■ **WHAT THE TASK ASKS**
Transcribe every entry word for word. Skip the pictures.

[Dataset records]
◆ ◆ ◆ ◆ ◆ ◆ ◆

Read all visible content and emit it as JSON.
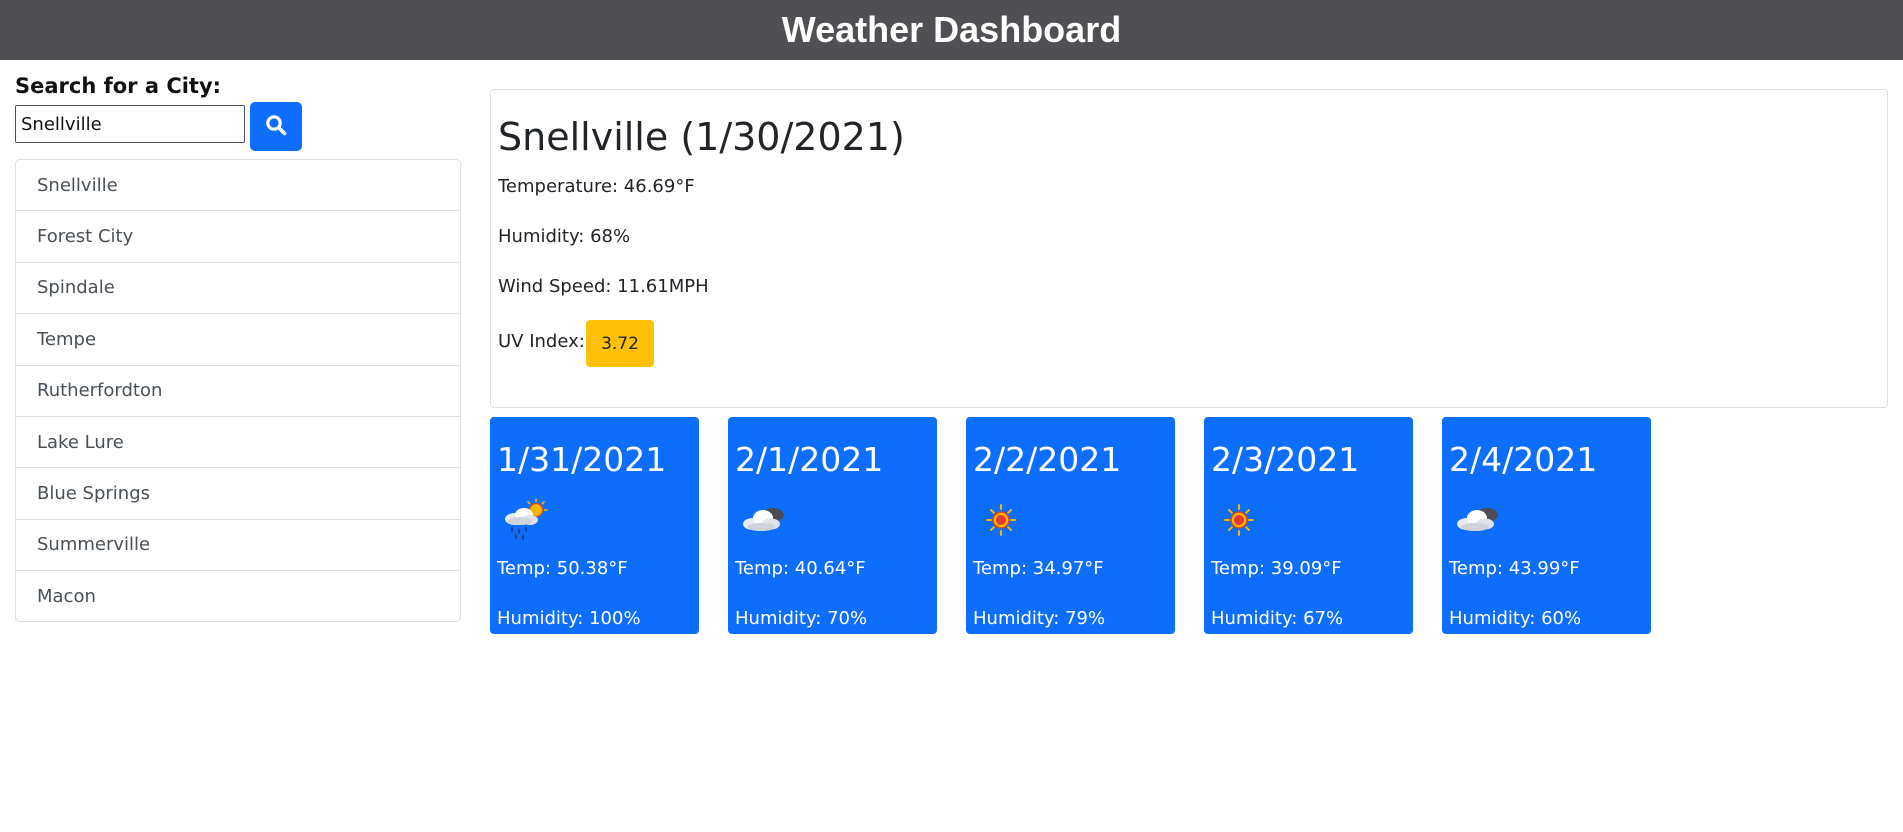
{
  "header": {
    "title": "Weather Dashboard"
  },
  "search": {
    "label": "Search for a City:",
    "input_value": "Snellville",
    "button_icon": "search-icon"
  },
  "history": [
    {
      "label": "Snellville"
    },
    {
      "label": "Forest City"
    },
    {
      "label": "Spindale"
    },
    {
      "label": "Tempe"
    },
    {
      "label": "Rutherfordton"
    },
    {
      "label": "Lake Lure"
    },
    {
      "label": "Blue Springs"
    },
    {
      "label": "Summerville"
    },
    {
      "label": "Macon"
    }
  ],
  "current": {
    "title": "Snellville (1/30/2021)",
    "temperature": "Temperature: 46.69°F",
    "humidity": "Humidity: 68%",
    "wind": "Wind Speed: 11.61MPH",
    "uv_label": "UV Index:",
    "uv_value": "3.72",
    "uv_color": "#ffc107"
  },
  "forecast": [
    {
      "date": "1/31/2021",
      "icon": "rain-sun-icon",
      "temp": "Temp: 50.38°F",
      "humidity": "Humidity: 100%"
    },
    {
      "date": "2/1/2021",
      "icon": "cloud-icon",
      "temp": "Temp: 40.64°F",
      "humidity": "Humidity: 70%"
    },
    {
      "date": "2/2/2021",
      "icon": "sun-icon",
      "temp": "Temp: 34.97°F",
      "humidity": "Humidity: 79%"
    },
    {
      "date": "2/3/2021",
      "icon": "sun-icon",
      "temp": "Temp: 39.09°F",
      "humidity": "Humidity: 67%"
    },
    {
      "date": "2/4/2021",
      "icon": "cloud-icon",
      "temp": "Temp: 43.99°F",
      "humidity": "Humidity: 60%"
    }
  ],
  "colors": {
    "header_bg": "#4f4f54",
    "accent": "#0d6efd",
    "uv_moderate": "#ffc107"
  }
}
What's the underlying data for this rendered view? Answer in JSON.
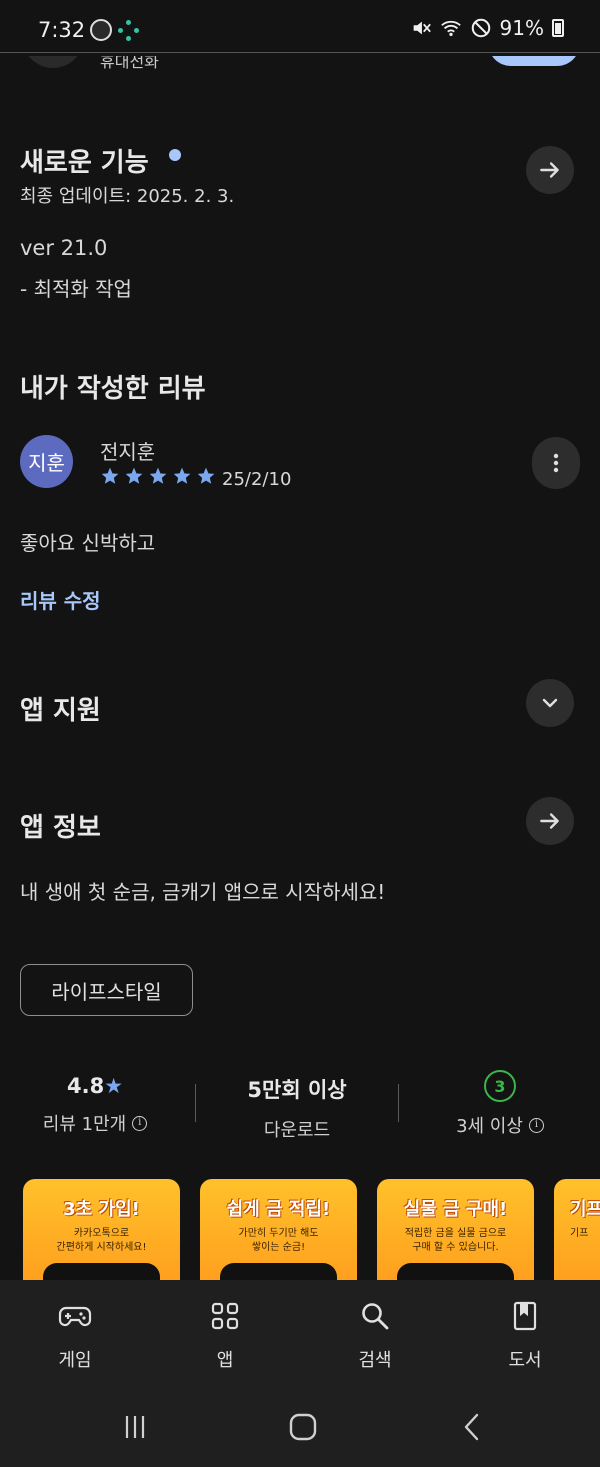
{
  "status_bar": {
    "time": "7:32",
    "battery": "91%"
  },
  "top_clipped": {
    "subtitle": "휴대전화"
  },
  "whats_new": {
    "title": "새로운 기능",
    "updated": "최종 업데이트: 2025. 2. 3.",
    "version": "ver 21.0",
    "note": "- 최적화 작업"
  },
  "my_review": {
    "title": "내가 작성한 리뷰",
    "avatar_text": "지훈",
    "reviewer": "전지훈",
    "rating": 5,
    "date": "25/2/10",
    "body": "좋아요 신박하고",
    "edit_link": "리뷰 수정"
  },
  "app_support": {
    "title": "앱 지원"
  },
  "app_info": {
    "title": "앱 정보",
    "description": "내 생애 첫 순금, 금캐기 앱으로 시작하세요!",
    "category": "라이프스타일"
  },
  "stats": {
    "rating_value": "4.8",
    "rating_star": "★",
    "reviews_label": "리뷰 1만개",
    "downloads_value": "5만회 이상",
    "downloads_label": "다운로드",
    "age_value": "3",
    "age_label": "3세 이상",
    "info_glyph": "i"
  },
  "screenshots": [
    {
      "title": "3초 가입!",
      "subtitle": "카카오톡으로\n간편하게 시작하세요!"
    },
    {
      "title": "쉽게 금 적립!",
      "subtitle": "가만히 두기만 해도\n쌓이는 순금!"
    },
    {
      "title": "실물 금 구매!",
      "subtitle": "적립한 금을 실물 금으로\n구매 할 수 있습니다."
    },
    {
      "title": "기프",
      "subtitle": "기프"
    }
  ],
  "bottom_nav": [
    {
      "label": "게임",
      "icon": "gamepad-icon"
    },
    {
      "label": "앱",
      "icon": "apps-grid-icon"
    },
    {
      "label": "검색",
      "icon": "search-icon"
    },
    {
      "label": "도서",
      "icon": "book-icon"
    }
  ],
  "colors": {
    "background": "#131313",
    "accent": "#a8c7fa",
    "star": "#7aa7ee",
    "age_green": "#3ab54a",
    "screenshot_orange": "#ffb020"
  }
}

◆ ◆ ◆ ◆ ◆ ◆ ◆

■ **CORRECT ANSWER**
Read all visible content and emit it as JSON.
{
  "header": {
    "title": "Weather Dashboard"
  },
  "search": {
    "label": "Search for a City:",
    "input_value": "Snellville",
    "button_icon": "search-icon"
  },
  "history": [
    {
      "label": "Snellville"
    },
    {
      "label": "Forest City"
    },
    {
      "label": "Spindale"
    },
    {
      "label": "Tempe"
    },
    {
      "label": "Rutherfordton"
    },
    {
      "label": "Lake Lure"
    },
    {
      "label": "Blue Springs"
    },
    {
      "label": "Summerville"
    },
    {
      "label": "Macon"
    }
  ],
  "current": {
    "title": "Snellville (1/30/2021)",
    "temperature": "Temperature: 46.69°F",
    "humidity": "Humidity: 68%",
    "wind": "Wind Speed: 11.61MPH",
    "uv_label": "UV Index:",
    "uv_value": "3.72",
    "uv_color": "#ffc107"
  },
  "forecast": [
    {
      "date": "1/31/2021",
      "icon": "rain-sun-icon",
      "temp": "Temp: 50.38°F",
      "humidity": "Humidity: 100%"
    },
    {
      "date": "2/1/2021",
      "icon": "cloud-icon",
      "temp": "Temp: 40.64°F",
      "humidity": "Humidity: 70%"
    },
    {
      "date": "2/2/2021",
      "icon": "sun-icon",
      "temp": "Temp: 34.97°F",
      "humidity": "Humidity: 79%"
    },
    {
      "date": "2/3/2021",
      "icon": "sun-icon",
      "temp": "Temp: 39.09°F",
      "humidity": "Humidity: 67%"
    },
    {
      "date": "2/4/2021",
      "icon": "cloud-icon",
      "temp": "Temp: 43.99°F",
      "humidity": "Humidity: 60%"
    }
  ],
  "colors": {
    "header_bg": "#4f4f54",
    "accent": "#0d6efd",
    "uv_moderate": "#ffc107"
  }
}
What's the underlying data for this rendered view? Answer in JSON.
{
  "status_bar": {
    "time": "7:32",
    "battery": "91%"
  },
  "top_clipped": {
    "subtitle": "휴대전화"
  },
  "whats_new": {
    "title": "새로운 기능",
    "updated": "최종 업데이트: 2025. 2. 3.",
    "version": "ver 21.0",
    "note": "- 최적화 작업"
  },
  "my_review": {
    "title": "내가 작성한 리뷰",
    "avatar_text": "지훈",
    "reviewer": "전지훈",
    "rating": 5,
    "date": "25/2/10",
    "body": "좋아요 신박하고",
    "edit_link": "리뷰 수정"
  },
  "app_support": {
    "title": "앱 지원"
  },
  "app_info": {
    "title": "앱 정보",
    "description": "내 생애 첫 순금, 금캐기 앱으로 시작하세요!",
    "category": "라이프스타일"
  },
  "stats": {
    "rating_value": "4.8",
    "rating_star": "★",
    "reviews_label": "리뷰 1만개",
    "downloads_value": "5만회 이상",
    "downloads_label": "다운로드",
    "age_value": "3",
    "age_label": "3세 이상",
    "info_glyph": "i"
  },
  "screenshots": [
    {
      "title": "3초 가입!",
      "subtitle": "카카오톡으로\n간편하게 시작하세요!"
    },
    {
      "title": "쉽게 금 적립!",
      "subtitle": "가만히 두기만 해도\n쌓이는 순금!"
    },
    {
      "title": "실물 금 구매!",
      "subtitle": "적립한 금을 실물 금으로\n구매 할 수 있습니다."
    },
    {
      "title": "기프",
      "subtitle": "기프"
    }
  ],
  "bottom_nav": [
    {
      "label": "게임",
      "icon": "gamepad-icon"
    },
    {
      "label": "앱",
      "icon": "apps-grid-icon"
    },
    {
      "label": "검색",
      "icon": "search-icon"
    },
    {
      "label": "도서",
      "icon": "book-icon"
    }
  ],
  "colors": {
    "background": "#131313",
    "accent": "#a8c7fa",
    "star": "#7aa7ee",
    "age_green": "#3ab54a",
    "screenshot_orange": "#ffb020"
  }
}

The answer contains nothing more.